* Exercise *
From the records below, copy every line that contains the word "series".

* Items from a figure collection *
>> begin
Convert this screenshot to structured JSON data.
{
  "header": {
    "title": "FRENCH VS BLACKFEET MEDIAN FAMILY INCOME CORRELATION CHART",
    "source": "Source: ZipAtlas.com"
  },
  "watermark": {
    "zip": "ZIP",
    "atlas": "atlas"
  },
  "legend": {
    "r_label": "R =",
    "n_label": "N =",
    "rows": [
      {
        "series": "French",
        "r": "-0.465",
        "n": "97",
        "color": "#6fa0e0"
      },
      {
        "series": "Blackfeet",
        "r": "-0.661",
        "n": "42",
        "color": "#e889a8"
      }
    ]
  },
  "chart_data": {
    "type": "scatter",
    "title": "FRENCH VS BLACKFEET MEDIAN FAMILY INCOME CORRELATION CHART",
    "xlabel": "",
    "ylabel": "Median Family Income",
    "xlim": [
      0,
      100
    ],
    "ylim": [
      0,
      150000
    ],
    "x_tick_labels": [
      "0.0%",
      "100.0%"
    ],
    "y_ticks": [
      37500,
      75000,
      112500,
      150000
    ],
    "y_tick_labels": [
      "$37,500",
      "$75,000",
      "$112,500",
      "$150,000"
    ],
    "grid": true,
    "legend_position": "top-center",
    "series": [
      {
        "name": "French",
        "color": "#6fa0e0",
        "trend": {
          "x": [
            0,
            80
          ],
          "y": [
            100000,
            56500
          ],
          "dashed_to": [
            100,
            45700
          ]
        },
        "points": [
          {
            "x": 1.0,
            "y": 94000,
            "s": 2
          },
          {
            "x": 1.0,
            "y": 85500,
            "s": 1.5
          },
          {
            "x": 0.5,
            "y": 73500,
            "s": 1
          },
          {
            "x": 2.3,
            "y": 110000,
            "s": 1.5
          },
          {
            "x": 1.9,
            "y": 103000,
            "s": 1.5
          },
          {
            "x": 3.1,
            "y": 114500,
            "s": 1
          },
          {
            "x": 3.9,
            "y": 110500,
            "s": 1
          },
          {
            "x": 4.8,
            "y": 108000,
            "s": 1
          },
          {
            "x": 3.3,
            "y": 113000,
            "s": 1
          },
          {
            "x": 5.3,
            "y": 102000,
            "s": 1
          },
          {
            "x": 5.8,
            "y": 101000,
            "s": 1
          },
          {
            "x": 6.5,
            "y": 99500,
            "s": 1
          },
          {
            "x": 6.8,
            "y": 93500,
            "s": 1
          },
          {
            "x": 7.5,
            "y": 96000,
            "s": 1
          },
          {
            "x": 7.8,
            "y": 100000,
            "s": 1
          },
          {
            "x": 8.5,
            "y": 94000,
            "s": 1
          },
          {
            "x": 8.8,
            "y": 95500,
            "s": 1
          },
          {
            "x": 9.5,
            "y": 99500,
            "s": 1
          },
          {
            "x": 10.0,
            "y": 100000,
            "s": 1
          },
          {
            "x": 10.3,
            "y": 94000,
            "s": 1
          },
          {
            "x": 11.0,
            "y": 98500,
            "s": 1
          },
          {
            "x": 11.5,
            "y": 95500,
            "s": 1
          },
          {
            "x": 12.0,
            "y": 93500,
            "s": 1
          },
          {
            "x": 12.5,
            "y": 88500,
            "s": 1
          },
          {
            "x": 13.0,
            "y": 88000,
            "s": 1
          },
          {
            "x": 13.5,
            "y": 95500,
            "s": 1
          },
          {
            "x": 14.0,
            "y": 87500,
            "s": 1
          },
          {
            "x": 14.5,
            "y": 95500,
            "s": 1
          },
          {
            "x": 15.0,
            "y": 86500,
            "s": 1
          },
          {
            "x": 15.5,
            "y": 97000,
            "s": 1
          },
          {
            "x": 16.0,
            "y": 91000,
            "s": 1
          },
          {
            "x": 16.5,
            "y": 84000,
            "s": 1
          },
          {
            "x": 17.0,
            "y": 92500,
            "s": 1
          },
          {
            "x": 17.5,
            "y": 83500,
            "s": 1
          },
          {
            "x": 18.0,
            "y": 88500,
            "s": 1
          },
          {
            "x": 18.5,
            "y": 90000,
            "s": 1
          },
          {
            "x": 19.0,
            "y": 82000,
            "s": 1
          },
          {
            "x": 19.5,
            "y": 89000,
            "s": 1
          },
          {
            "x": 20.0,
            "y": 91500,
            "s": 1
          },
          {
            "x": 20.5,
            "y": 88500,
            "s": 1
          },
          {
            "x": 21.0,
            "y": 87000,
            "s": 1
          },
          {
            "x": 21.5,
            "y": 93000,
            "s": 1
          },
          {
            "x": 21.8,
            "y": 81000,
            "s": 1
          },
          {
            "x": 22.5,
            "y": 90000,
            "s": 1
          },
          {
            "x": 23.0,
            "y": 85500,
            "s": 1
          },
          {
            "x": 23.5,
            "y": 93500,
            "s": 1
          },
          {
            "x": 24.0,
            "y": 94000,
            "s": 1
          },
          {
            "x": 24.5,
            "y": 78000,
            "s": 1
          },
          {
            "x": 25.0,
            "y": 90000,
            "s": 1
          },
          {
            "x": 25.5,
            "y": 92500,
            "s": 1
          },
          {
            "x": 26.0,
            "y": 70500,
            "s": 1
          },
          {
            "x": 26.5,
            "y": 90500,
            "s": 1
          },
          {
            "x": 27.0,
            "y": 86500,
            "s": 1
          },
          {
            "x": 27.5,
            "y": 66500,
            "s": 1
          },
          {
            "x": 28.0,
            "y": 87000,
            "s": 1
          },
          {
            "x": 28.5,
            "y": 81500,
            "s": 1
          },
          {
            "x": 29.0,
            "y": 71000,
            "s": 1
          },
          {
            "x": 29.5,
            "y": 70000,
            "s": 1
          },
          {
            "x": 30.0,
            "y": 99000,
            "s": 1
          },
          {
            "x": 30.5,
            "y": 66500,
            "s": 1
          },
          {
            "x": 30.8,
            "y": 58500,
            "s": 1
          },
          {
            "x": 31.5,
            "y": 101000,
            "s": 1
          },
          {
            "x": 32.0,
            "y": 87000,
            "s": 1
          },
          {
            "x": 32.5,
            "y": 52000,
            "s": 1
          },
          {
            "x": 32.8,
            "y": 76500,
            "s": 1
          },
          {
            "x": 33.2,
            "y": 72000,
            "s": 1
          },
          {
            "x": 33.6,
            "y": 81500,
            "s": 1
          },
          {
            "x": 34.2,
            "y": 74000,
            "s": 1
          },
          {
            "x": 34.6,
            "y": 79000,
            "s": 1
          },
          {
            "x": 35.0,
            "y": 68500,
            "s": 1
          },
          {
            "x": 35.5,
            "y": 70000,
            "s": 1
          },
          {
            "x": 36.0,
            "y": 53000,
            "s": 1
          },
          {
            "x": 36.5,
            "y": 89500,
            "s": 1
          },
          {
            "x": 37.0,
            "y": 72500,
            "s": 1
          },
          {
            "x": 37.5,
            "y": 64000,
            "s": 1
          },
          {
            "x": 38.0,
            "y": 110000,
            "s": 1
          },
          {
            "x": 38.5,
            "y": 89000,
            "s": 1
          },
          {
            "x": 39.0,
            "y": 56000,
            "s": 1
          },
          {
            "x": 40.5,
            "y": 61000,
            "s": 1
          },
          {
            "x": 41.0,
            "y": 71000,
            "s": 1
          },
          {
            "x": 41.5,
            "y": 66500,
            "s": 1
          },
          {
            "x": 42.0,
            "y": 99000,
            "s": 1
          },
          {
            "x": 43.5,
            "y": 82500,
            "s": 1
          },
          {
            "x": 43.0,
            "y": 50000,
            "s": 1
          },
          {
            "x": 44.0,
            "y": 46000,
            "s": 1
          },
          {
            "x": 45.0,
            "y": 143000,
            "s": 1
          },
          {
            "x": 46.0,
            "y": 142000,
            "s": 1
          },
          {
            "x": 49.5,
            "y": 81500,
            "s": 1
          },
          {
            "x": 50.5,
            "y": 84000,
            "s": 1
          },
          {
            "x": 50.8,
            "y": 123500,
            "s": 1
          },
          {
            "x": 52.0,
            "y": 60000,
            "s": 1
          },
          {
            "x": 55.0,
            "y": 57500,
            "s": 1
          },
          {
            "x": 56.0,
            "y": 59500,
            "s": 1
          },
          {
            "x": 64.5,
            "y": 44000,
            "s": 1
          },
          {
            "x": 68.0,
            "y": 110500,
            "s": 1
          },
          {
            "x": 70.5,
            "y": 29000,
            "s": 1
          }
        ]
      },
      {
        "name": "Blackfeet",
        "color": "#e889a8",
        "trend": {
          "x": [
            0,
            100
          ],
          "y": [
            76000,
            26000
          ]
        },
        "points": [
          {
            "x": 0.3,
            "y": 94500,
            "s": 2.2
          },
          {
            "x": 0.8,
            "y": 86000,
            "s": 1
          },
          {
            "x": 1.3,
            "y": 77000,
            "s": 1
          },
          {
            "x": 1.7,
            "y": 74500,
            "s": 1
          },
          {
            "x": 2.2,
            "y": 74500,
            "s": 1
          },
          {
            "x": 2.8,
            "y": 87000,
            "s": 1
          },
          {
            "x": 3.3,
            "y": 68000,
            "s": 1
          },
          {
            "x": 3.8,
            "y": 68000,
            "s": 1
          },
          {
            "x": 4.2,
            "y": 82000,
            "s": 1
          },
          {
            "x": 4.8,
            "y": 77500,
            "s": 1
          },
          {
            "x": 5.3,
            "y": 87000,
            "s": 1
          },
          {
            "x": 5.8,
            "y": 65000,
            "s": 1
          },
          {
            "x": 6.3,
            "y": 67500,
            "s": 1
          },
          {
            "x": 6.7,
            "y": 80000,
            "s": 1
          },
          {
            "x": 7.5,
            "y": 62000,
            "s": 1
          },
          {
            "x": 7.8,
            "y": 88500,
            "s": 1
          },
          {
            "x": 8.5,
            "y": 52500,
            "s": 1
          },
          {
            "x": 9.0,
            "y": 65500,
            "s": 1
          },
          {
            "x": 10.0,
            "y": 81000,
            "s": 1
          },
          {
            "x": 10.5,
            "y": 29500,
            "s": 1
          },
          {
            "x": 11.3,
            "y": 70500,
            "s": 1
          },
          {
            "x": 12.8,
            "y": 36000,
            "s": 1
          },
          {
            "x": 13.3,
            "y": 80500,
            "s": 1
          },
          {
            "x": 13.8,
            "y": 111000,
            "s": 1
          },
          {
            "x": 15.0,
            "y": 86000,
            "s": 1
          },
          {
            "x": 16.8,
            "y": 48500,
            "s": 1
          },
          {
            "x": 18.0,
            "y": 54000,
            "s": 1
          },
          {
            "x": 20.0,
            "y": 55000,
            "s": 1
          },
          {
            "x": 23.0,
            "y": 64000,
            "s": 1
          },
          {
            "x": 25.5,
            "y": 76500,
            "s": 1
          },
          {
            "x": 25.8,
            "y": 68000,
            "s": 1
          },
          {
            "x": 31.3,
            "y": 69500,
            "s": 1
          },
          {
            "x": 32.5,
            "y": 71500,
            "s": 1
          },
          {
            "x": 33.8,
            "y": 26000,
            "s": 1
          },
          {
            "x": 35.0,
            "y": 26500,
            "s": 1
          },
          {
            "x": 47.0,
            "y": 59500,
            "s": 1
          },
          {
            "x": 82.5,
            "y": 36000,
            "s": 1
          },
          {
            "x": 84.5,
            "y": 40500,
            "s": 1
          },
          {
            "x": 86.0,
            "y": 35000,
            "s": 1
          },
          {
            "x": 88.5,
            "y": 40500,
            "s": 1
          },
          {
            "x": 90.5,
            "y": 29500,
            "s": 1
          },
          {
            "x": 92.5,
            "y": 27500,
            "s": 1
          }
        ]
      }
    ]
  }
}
>> end
* Result *
        "series": "French",
        "series": "Blackfeet",
    "series": [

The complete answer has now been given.